Items from a dataset

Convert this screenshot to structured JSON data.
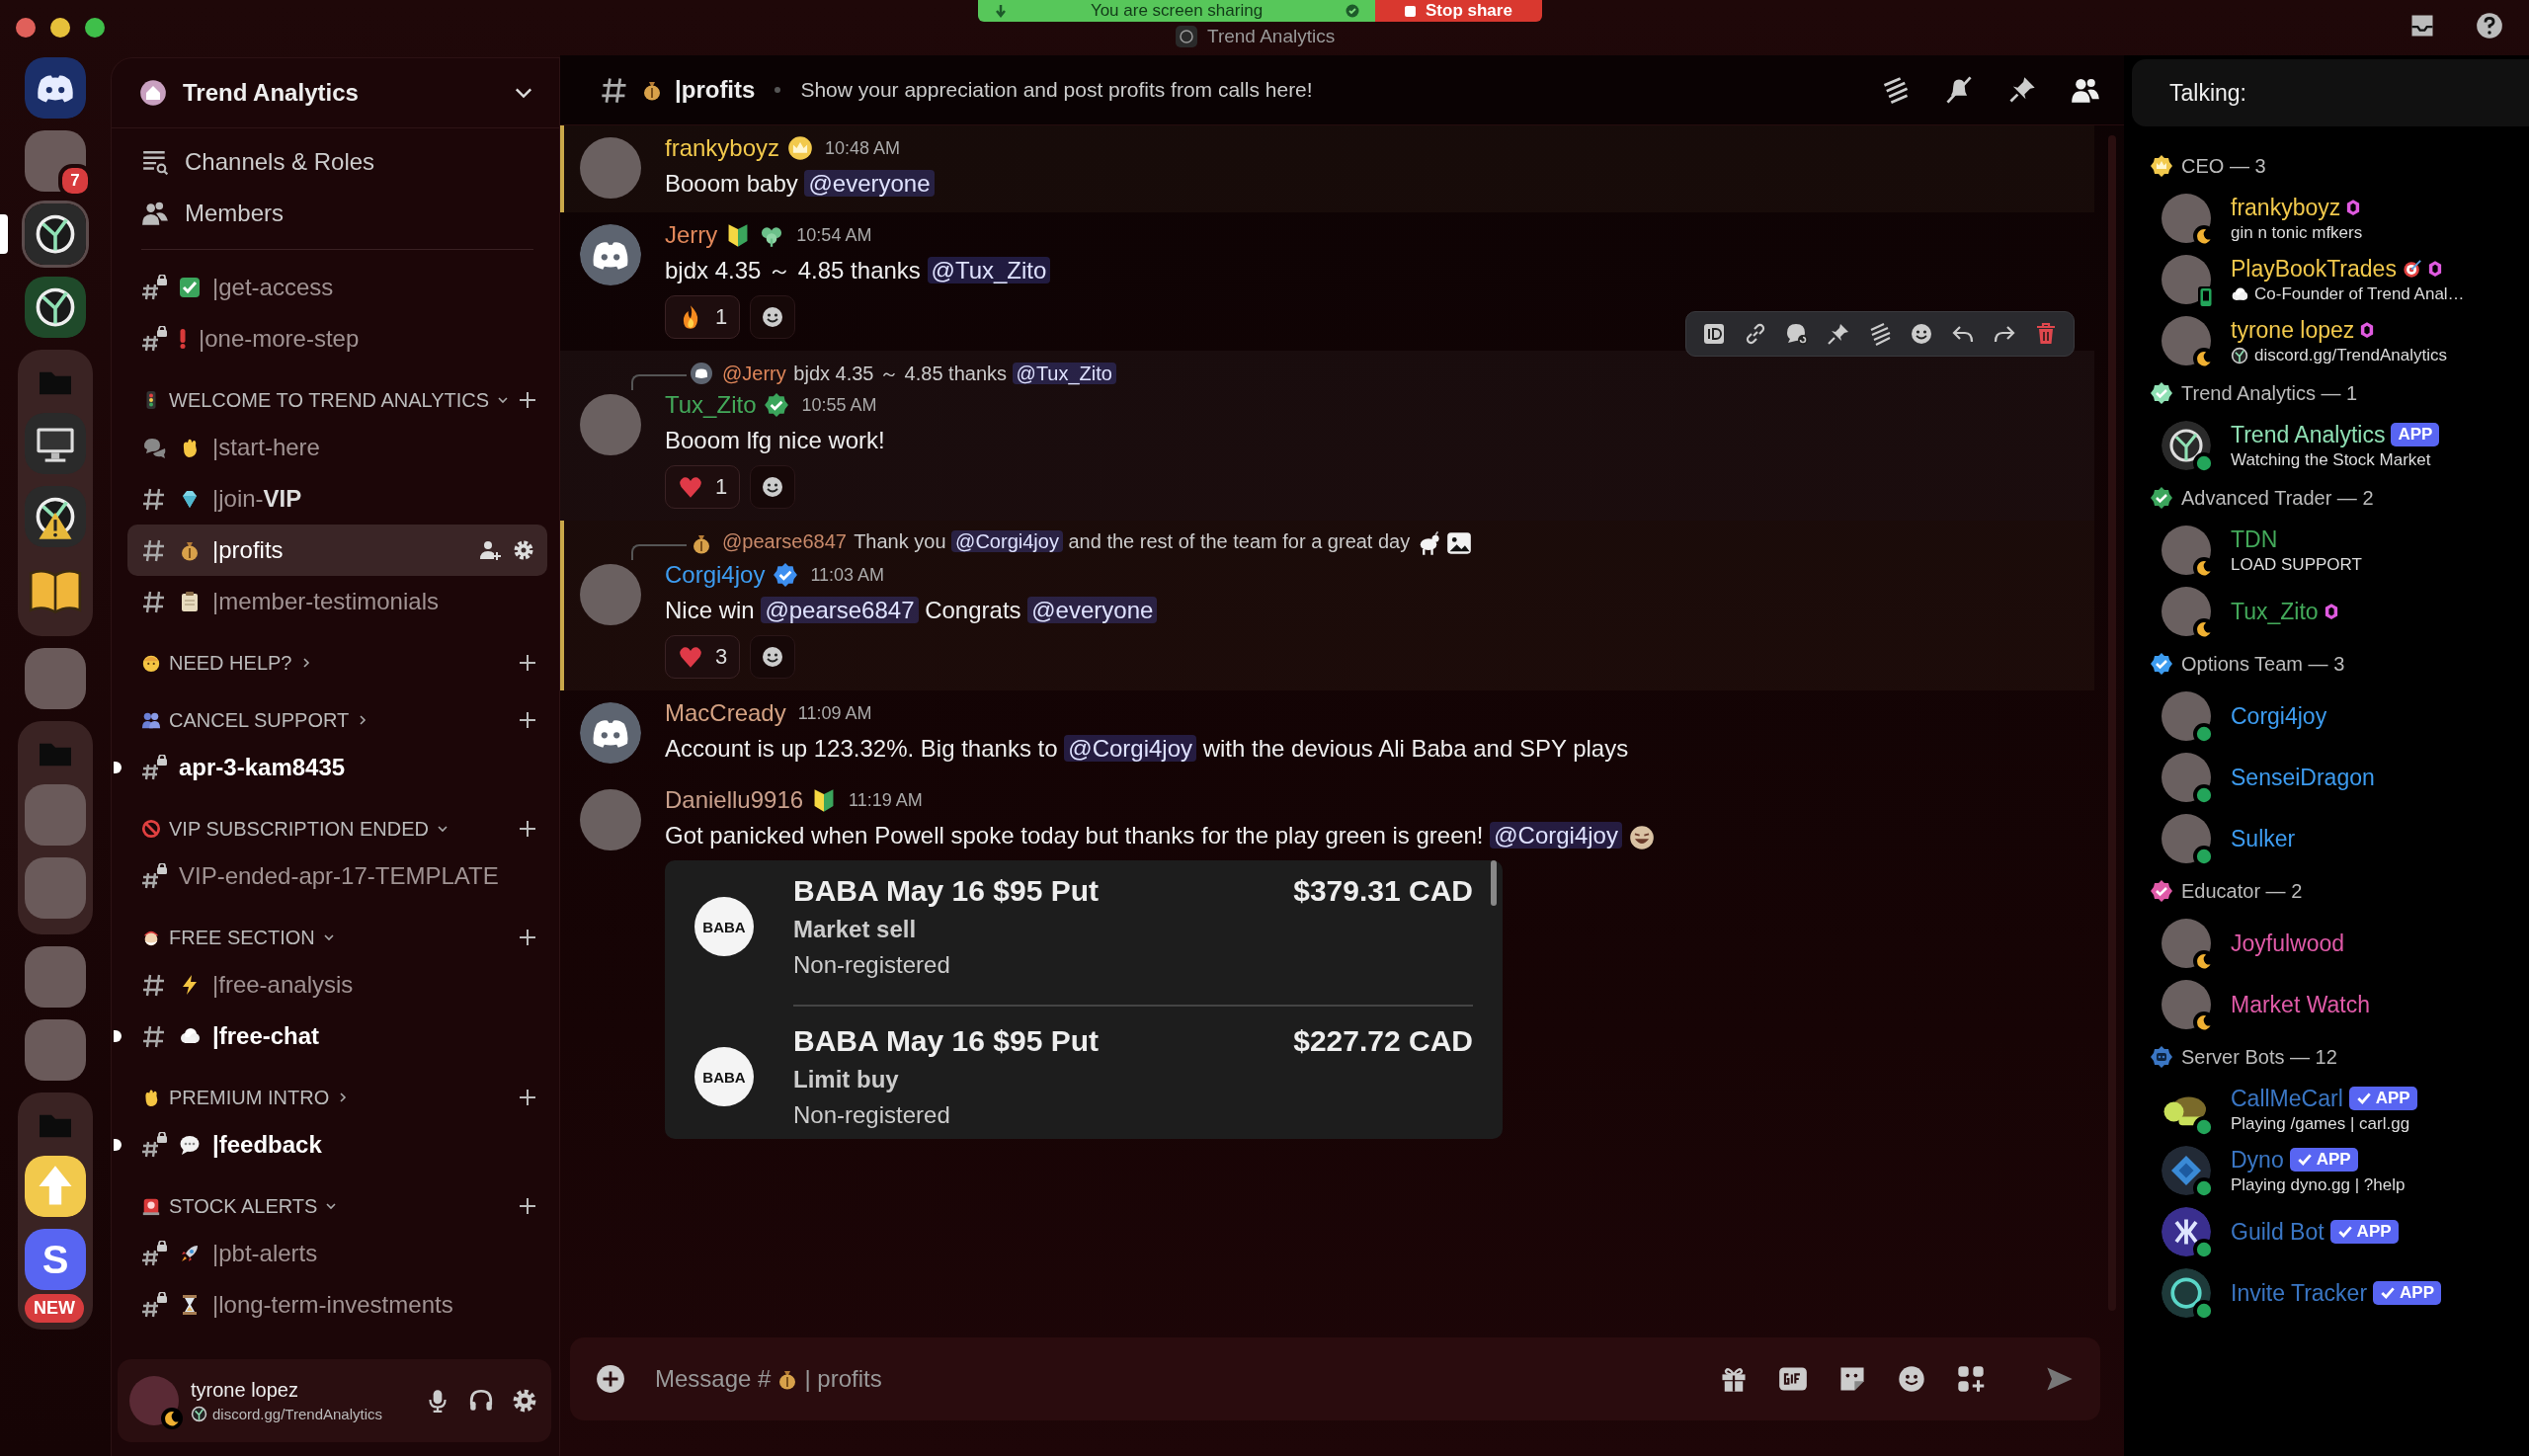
{
  "top_bar": {
    "share_status": "You are screen sharing",
    "stop_button": "Stop share",
    "title": "Trend Analytics"
  },
  "servers": [
    {
      "kind": "discord",
      "selected": false
    },
    {
      "kind": "photo",
      "selected": false,
      "badge": "7"
    },
    {
      "kind": "logo",
      "selected": true
    },
    {
      "kind": "logo-green",
      "selected": false
    },
    {
      "kind": "folder",
      "selected": false,
      "children": [
        {
          "kind": "monitor",
          "selected": false
        },
        {
          "kind": "warning-logo",
          "selected": false
        },
        {
          "kind": "book",
          "selected": false
        }
      ]
    },
    {
      "kind": "photo",
      "selected": false
    },
    {
      "kind": "folder",
      "selected": false,
      "children": [
        {
          "kind": "photo",
          "selected": false
        },
        {
          "kind": "photo",
          "selected": false
        }
      ]
    },
    {
      "kind": "photo",
      "selected": false
    },
    {
      "kind": "photo",
      "selected": false
    },
    {
      "kind": "folder",
      "selected": false,
      "children": [
        {
          "kind": "arrow",
          "selected": false
        },
        {
          "kind": "letter",
          "selected": false,
          "letter": "S",
          "label": "NEW"
        }
      ]
    }
  ],
  "server": {
    "name": "Trend Analytics"
  },
  "nav": [
    {
      "kind": "channels",
      "label": "Channels & Roles"
    },
    {
      "kind": "members",
      "label": "Members"
    }
  ],
  "channel_groups": [
    {
      "channels": [
        {
          "name": "|get-access",
          "icon": {
            "kind": "check"
          },
          "locked": true,
          "selected": false,
          "unread": false,
          "kind": "text"
        },
        {
          "name": "|one-more-step",
          "icon": {
            "kind": "exclaim"
          },
          "locked": true,
          "selected": false,
          "unread": false,
          "kind": "text"
        }
      ]
    },
    {
      "category": "WELCOME TO TREND ANALYTICS",
      "icon": {
        "kind": "traffic"
      },
      "expanded": true,
      "channels": [
        {
          "name": "|start-here",
          "icon": {
            "kind": "hand"
          },
          "selected": false,
          "unread": false,
          "kind": "forum"
        },
        {
          "name": "|join-**VIP**",
          "icon": {
            "kind": "gem"
          },
          "locked": false,
          "selected": false,
          "unread": false,
          "kind": "text"
        },
        {
          "name": "|profits",
          "icon": {
            "kind": "bag"
          },
          "locked": false,
          "selected": true,
          "unread": false,
          "kind": "text"
        },
        {
          "name": "|member-testimonials",
          "icon": {
            "kind": "clipboard"
          },
          "locked": false,
          "selected": false,
          "unread": false,
          "kind": "text"
        }
      ]
    },
    {
      "category": "NEED HELP?",
      "icon": {
        "kind": "face"
      },
      "expanded": false
    },
    {
      "category": "CANCEL SUPPORT",
      "icon": {
        "kind": "people"
      },
      "expanded": false,
      "channels": [
        {
          "name": "apr-3-kam8435",
          "locked": true,
          "selected": false,
          "unread": true,
          "kind": "text"
        }
      ]
    },
    {
      "category": "VIP SUBSCRIPTION ENDED",
      "icon": {
        "kind": "prohibited"
      },
      "expanded": true,
      "channels": [
        {
          "name": "VIP-ended-apr-17-TEMPLATE",
          "locked": true,
          "selected": false,
          "unread": false,
          "kind": "text"
        }
      ]
    },
    {
      "category": "FREE SECTION",
      "icon": {
        "kind": "santa"
      },
      "expanded": true,
      "channels": [
        {
          "name": "|free-analysis",
          "icon": {
            "kind": "bolt"
          },
          "locked": false,
          "selected": false,
          "unread": false,
          "kind": "text"
        },
        {
          "name": "|free-chat",
          "icon": {
            "kind": "cloud"
          },
          "locked": false,
          "selected": false,
          "unread": true,
          "kind": "text"
        }
      ]
    },
    {
      "category": "PREMIUM INTRO",
      "icon": {
        "kind": "hand"
      },
      "expanded": false,
      "channels": [
        {
          "name": "|feedback",
          "icon": {
            "kind": "speech"
          },
          "locked": true,
          "selected": false,
          "unread": true,
          "kind": "text"
        }
      ]
    },
    {
      "category": "STOCK ALERTS",
      "icon": {
        "kind": "siren"
      },
      "expanded": true,
      "channels": [
        {
          "name": "|pbt-alerts",
          "icon": {
            "kind": "rocket"
          },
          "locked": true,
          "selected": false,
          "unread": false,
          "kind": "text"
        },
        {
          "name": "|long-term-investments",
          "icon": {
            "kind": "hourglass"
          },
          "locked": true,
          "selected": false,
          "unread": false,
          "kind": "text"
        }
      ]
    }
  ],
  "user_panel": {
    "name": "tyrone lopez",
    "status": "discord.gg/TrendAnalytics",
    "presence": {
      "kind": "idle"
    }
  },
  "channel_header": {
    "icon": {
      "kind": "bag"
    },
    "name": "|profits",
    "topic": "Show your appreciation and post profits from calls here!"
  },
  "messages": [
    {
      "author": "frankyboyz",
      "color": "#f2c94c",
      "avatar": {
        "kind": "photo"
      },
      "badges": [
        {
          "kind": "crown"
        }
      ],
      "time": "10:48 AM",
      "highlighted": true,
      "hovered": false,
      "content": [
        {
          "kind": "text",
          "text": "Booom baby"
        },
        {
          "kind": "mention",
          "text": "@everyone"
        }
      ]
    },
    {
      "author": "Jerry",
      "color": "#e0875a",
      "avatar": {
        "kind": "discord"
      },
      "badges": [
        {
          "kind": "beginner"
        },
        {
          "kind": "leaf"
        }
      ],
      "time": "10:54 AM",
      "highlighted": false,
      "hovered": false,
      "content": [
        {
          "kind": "text",
          "text": "bjdx 4.35 ～ 4.85 thanks"
        },
        {
          "kind": "mention",
          "text": "@Tux_Zito"
        }
      ],
      "reactions": [
        {
          "icon": {
            "kind": "fire"
          },
          "count": "1"
        }
      ]
    },
    {
      "author": "Tux_Zito",
      "color": "#43a95a",
      "avatar": {
        "kind": "photo"
      },
      "badges": [
        {
          "kind": "verified-green"
        }
      ],
      "time": "10:55 AM",
      "highlighted": false,
      "hovered": true,
      "reply": {
        "avatar": {
          "kind": "discord"
        },
        "author": "@Jerry",
        "color": "#e0875a",
        "content": [
          {
            "kind": "text",
            "text": "bjdx 4.35 ～ 4.85 thanks"
          },
          {
            "kind": "mention",
            "text": "@Tux_Zito"
          }
        ]
      },
      "content": [
        {
          "kind": "text",
          "text": "Booom lfg nice work!"
        }
      ],
      "reactions": [
        {
          "icon": {
            "kind": "heart"
          },
          "count": "1"
        }
      ]
    },
    {
      "author": "Corgi4joy",
      "color": "#3d9cf0",
      "avatar": {
        "kind": "photo"
      },
      "badges": [
        {
          "kind": "verified-blue"
        }
      ],
      "time": "11:03 AM",
      "highlighted": true,
      "hovered": false,
      "reply": {
        "avatar": {
          "kind": "bag"
        },
        "author": "@pearse6847",
        "color": "#c98a6a",
        "content": [
          {
            "kind": "text",
            "text": "Thank you"
          },
          {
            "kind": "mention",
            "text": "@Corgi4joy"
          },
          {
            "kind": "text",
            "text": "and the rest of the team for a great day"
          },
          {
            "kind": "emoji",
            "icon": {
              "kind": "goat"
            }
          },
          {
            "kind": "emoji",
            "icon": {
              "kind": "image"
            }
          }
        ]
      },
      "content": [
        {
          "kind": "text",
          "text": "Nice win"
        },
        {
          "kind": "mention",
          "text": "@pearse6847"
        },
        {
          "kind": "text",
          "text": "Congrats"
        },
        {
          "kind": "mention",
          "text": "@everyone"
        }
      ],
      "reactions": [
        {
          "icon": {
            "kind": "heart"
          },
          "count": "3"
        }
      ]
    },
    {
      "author": "MacCready",
      "color": "#d4a283",
      "avatar": {
        "kind": "discord"
      },
      "time": "11:09 AM",
      "highlighted": false,
      "hovered": false,
      "content": [
        {
          "kind": "text",
          "text": "Account is up 123.32%. Big thanks to"
        },
        {
          "kind": "mention",
          "text": "@Corgi4joy"
        },
        {
          "kind": "text",
          "text": "with the devious Ali Baba and SPY plays"
        }
      ]
    },
    {
      "author": "Daniellu9916",
      "color": "#c9a08c",
      "avatar": {
        "kind": "photo"
      },
      "badges": [
        {
          "kind": "beginner"
        }
      ],
      "time": "11:19 AM",
      "highlighted": false,
      "hovered": false,
      "content": [
        {
          "kind": "text",
          "text": "Got panicked when Powell spoke today but thanks for the play green is green!"
        },
        {
          "kind": "mention",
          "text": "@Corgi4joy"
        },
        {
          "kind": "emoji",
          "icon": {
            "kind": "laugh"
          }
        }
      ],
      "attachment": {
        "rows": [
          {
            "logo": "BABA",
            "title": "BABA May 16 $95 Put",
            "amount": "$379.31 CAD",
            "order": "Market sell",
            "account": "Non-registered"
          },
          {
            "logo": "BABA",
            "title": "BABA May 16 $95 Put",
            "amount": "$227.72 CAD",
            "order": "Limit buy",
            "account": "Non-registered"
          }
        ]
      }
    }
  ],
  "composer": {
    "placeholder_start": "Message #",
    "placeholder_icon": {
      "kind": "bag"
    },
    "placeholder_end": "| profits"
  },
  "talking": {
    "label": "Talking:"
  },
  "member_groups": [
    {
      "role": "CEO — 3",
      "kind": "crown",
      "color": "#f2c94c",
      "members": [
        {
          "name": "frankyboyz",
          "color": "#f2c94c",
          "status": "gin n tonic mfkers",
          "presence": {
            "kind": "idle"
          },
          "boost": true
        },
        {
          "name": "PlayBookTrades",
          "color": "#f2c94c",
          "status_icon": {
            "kind": "cloud"
          },
          "status": "Co-Founder of Trend Anal…",
          "presence": {
            "kind": "mobile"
          },
          "boost": true,
          "name_icon": {
            "kind": "target"
          }
        },
        {
          "name": "tyrone lopez",
          "color": "#f2c94c",
          "status_icon": {
            "kind": "logo"
          },
          "status": "discord.gg/TrendAnalytics",
          "presence": {
            "kind": "idle"
          },
          "boost": true
        }
      ]
    },
    {
      "role": "Trend Analytics — 1",
      "kind": "verified",
      "color": "#8fe0b4",
      "members": [
        {
          "name": "Trend Analytics",
          "color": "#8fe0b4",
          "status": "Watching the Stock Market",
          "presence": {
            "kind": "online"
          },
          "app": "APP",
          "app_verified": false,
          "avatar": {
            "kind": "logo"
          }
        }
      ]
    },
    {
      "role": "Advanced Trader — 2",
      "kind": "verified",
      "color": "#3ba55c",
      "members": [
        {
          "name": "TDN",
          "color": "#43a95a",
          "status": "LOAD SUPPORT",
          "presence": {
            "kind": "idle"
          }
        },
        {
          "name": "Tux_Zito",
          "color": "#43a95a",
          "presence": {
            "kind": "idle"
          },
          "boost": true
        }
      ]
    },
    {
      "role": "Options Team — 3",
      "kind": "verified",
      "color": "#3d9cf0",
      "members": [
        {
          "name": "Corgi4joy",
          "color": "#3d9cf0",
          "presence": {
            "kind": "online"
          }
        },
        {
          "name": "SenseiDragon",
          "color": "#3d9cf0",
          "presence": {
            "kind": "online"
          }
        },
        {
          "name": "Sulker",
          "color": "#3d9cf0",
          "presence": {
            "kind": "online"
          }
        }
      ]
    },
    {
      "role": "Educator — 2",
      "kind": "verified",
      "color": "#e05aa8",
      "members": [
        {
          "name": "Joyfulwood",
          "color": "#e05aa8",
          "presence": {
            "kind": "idle"
          }
        },
        {
          "name": "Market Watch",
          "color": "#e05aa8",
          "presence": {
            "kind": "idle"
          }
        }
      ]
    },
    {
      "role": "Server Bots — 12",
      "kind": "robot",
      "color": "#3a76c4",
      "members": [
        {
          "name": "CallMeCarl",
          "color": "#3a76c4",
          "status": "Playing /games | carl.gg",
          "presence": {
            "kind": "online"
          },
          "app": "APP",
          "app_verified": true,
          "avatar": {
            "kind": "turtle"
          }
        },
        {
          "name": "Dyno",
          "color": "#3a76c4",
          "status": "Playing dyno.gg | ?help",
          "presence": {
            "kind": "online"
          },
          "app": "APP",
          "app_verified": true,
          "avatar": {
            "kind": "dyno"
          }
        },
        {
          "name": "Guild Bot",
          "color": "#3a76c4",
          "presence": {
            "kind": "online"
          },
          "app": "APP",
          "app_verified": true,
          "avatar": {
            "kind": "guild"
          }
        },
        {
          "name": "Invite Tracker",
          "color": "#3a76c4",
          "presence": {
            "kind": "online"
          },
          "app": "APP",
          "app_verified": true,
          "avatar": {
            "kind": "invite"
          }
        }
      ]
    }
  ]
}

Your instructions » From the records above, copy every line that holds the word "label".

Written solution »
          "label": "NEW"
      "label": "Channels & Roles"
      "label": "Members"
    "label": "Talking:"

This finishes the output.